**PROBLEM:** Write out, without any change, every line of the items from the first one through the line that contains "- x-tick-label: śląskie: [747, 418, 772, 478]", including both.

(Items in a dataset)
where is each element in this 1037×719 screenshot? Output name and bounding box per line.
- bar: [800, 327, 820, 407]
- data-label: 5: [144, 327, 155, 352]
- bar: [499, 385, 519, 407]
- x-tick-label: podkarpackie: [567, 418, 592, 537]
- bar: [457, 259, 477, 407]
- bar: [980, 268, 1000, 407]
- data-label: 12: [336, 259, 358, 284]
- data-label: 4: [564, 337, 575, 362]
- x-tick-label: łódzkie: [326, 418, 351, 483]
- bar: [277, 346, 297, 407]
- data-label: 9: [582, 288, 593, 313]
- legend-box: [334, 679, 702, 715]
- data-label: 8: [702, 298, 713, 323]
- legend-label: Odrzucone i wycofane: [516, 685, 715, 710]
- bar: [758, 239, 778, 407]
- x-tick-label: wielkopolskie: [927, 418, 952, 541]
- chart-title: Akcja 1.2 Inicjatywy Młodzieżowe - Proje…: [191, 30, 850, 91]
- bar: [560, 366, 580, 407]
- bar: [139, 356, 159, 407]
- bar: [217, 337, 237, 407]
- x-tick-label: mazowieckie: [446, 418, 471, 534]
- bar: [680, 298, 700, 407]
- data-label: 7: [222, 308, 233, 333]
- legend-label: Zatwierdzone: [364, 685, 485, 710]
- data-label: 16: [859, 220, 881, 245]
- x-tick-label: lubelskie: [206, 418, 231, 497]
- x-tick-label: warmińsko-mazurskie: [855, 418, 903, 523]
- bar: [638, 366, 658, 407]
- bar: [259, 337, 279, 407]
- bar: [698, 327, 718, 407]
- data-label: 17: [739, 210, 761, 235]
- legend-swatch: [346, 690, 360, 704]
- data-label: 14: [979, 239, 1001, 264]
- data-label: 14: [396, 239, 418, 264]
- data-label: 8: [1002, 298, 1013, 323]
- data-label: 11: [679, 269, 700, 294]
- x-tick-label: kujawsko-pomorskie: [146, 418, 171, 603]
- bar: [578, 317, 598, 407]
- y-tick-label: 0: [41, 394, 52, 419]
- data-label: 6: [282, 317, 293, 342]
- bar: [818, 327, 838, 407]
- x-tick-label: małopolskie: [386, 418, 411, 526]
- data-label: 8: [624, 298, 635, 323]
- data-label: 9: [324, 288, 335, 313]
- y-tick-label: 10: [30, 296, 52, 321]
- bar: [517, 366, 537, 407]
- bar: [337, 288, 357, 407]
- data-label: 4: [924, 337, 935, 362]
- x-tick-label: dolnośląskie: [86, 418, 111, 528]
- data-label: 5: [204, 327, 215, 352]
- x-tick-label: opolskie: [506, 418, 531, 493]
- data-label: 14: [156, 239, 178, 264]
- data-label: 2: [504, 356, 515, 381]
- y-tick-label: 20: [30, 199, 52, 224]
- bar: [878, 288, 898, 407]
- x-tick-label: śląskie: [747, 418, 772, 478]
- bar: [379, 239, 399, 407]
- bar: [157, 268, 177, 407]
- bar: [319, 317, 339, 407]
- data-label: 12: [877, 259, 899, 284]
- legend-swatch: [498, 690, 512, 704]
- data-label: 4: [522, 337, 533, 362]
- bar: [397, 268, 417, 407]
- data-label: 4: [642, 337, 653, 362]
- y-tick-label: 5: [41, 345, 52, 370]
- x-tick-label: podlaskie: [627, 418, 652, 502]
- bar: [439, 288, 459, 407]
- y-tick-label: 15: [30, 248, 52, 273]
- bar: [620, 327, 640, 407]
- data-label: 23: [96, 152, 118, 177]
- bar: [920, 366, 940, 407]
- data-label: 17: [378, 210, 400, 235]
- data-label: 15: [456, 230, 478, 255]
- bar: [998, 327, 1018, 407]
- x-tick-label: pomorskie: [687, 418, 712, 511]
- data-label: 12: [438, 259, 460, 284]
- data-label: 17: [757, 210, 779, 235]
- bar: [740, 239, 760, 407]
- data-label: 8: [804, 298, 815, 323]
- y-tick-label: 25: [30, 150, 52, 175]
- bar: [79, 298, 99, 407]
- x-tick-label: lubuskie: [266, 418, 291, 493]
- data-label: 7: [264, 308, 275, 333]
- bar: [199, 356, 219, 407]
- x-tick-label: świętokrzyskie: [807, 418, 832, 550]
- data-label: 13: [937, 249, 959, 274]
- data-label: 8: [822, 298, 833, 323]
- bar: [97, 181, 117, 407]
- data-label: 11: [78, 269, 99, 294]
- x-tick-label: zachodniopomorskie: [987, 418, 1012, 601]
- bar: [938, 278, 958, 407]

**TASK RESPONSE:**
where is each element in this 1037×719 screenshot? Output name and bounding box per line.
- bar: [800, 327, 820, 407]
- data-label: 5: [144, 327, 155, 352]
- bar: [499, 385, 519, 407]
- x-tick-label: podkarpackie: [567, 418, 592, 537]
- bar: [457, 259, 477, 407]
- bar: [980, 268, 1000, 407]
- data-label: 12: [336, 259, 358, 284]
- data-label: 4: [564, 337, 575, 362]
- x-tick-label: łódzkie: [326, 418, 351, 483]
- bar: [277, 346, 297, 407]
- data-label: 9: [582, 288, 593, 313]
- legend-box: [334, 679, 702, 715]
- data-label: 8: [702, 298, 713, 323]
- legend-label: Odrzucone i wycofane: [516, 685, 715, 710]
- bar: [758, 239, 778, 407]
- x-tick-label: wielkopolskie: [927, 418, 952, 541]
- chart-title: Akcja 1.2 Inicjatywy Młodzieżowe - Proje…: [191, 30, 850, 91]
- bar: [560, 366, 580, 407]
- bar: [139, 356, 159, 407]
- bar: [217, 337, 237, 407]
- x-tick-label: mazowieckie: [446, 418, 471, 534]
- bar: [680, 298, 700, 407]
- data-label: 7: [222, 308, 233, 333]
- legend-label: Zatwierdzone: [364, 685, 485, 710]
- data-label: 16: [859, 220, 881, 245]
- x-tick-label: lubelskie: [206, 418, 231, 497]
- x-tick-label: warmińsko-mazurskie: [855, 418, 903, 523]
- bar: [638, 366, 658, 407]
- bar: [259, 337, 279, 407]
- bar: [698, 327, 718, 407]
- data-label: 17: [739, 210, 761, 235]
- legend-swatch: [346, 690, 360, 704]
- data-label: 14: [979, 239, 1001, 264]
- data-label: 14: [396, 239, 418, 264]
- data-label: 8: [1002, 298, 1013, 323]
- data-label: 11: [679, 269, 700, 294]
- x-tick-label: kujawsko-pomorskie: [146, 418, 171, 603]
- bar: [578, 317, 598, 407]
- y-tick-label: 0: [41, 394, 52, 419]
- data-label: 6: [282, 317, 293, 342]
- bar: [818, 327, 838, 407]
- x-tick-label: małopolskie: [386, 418, 411, 526]
- data-label: 8: [624, 298, 635, 323]
- data-label: 9: [324, 288, 335, 313]
- y-tick-label: 10: [30, 296, 52, 321]
- bar: [517, 366, 537, 407]
- bar: [337, 288, 357, 407]
- data-label: 4: [924, 337, 935, 362]
- x-tick-label: dolnośląskie: [86, 418, 111, 528]
- data-label: 5: [204, 327, 215, 352]
- x-tick-label: opolskie: [506, 418, 531, 493]
- data-label: 14: [156, 239, 178, 264]
- data-label: 2: [504, 356, 515, 381]
- y-tick-label: 20: [30, 199, 52, 224]
- bar: [878, 288, 898, 407]
- x-tick-label: śląskie: [747, 418, 772, 478]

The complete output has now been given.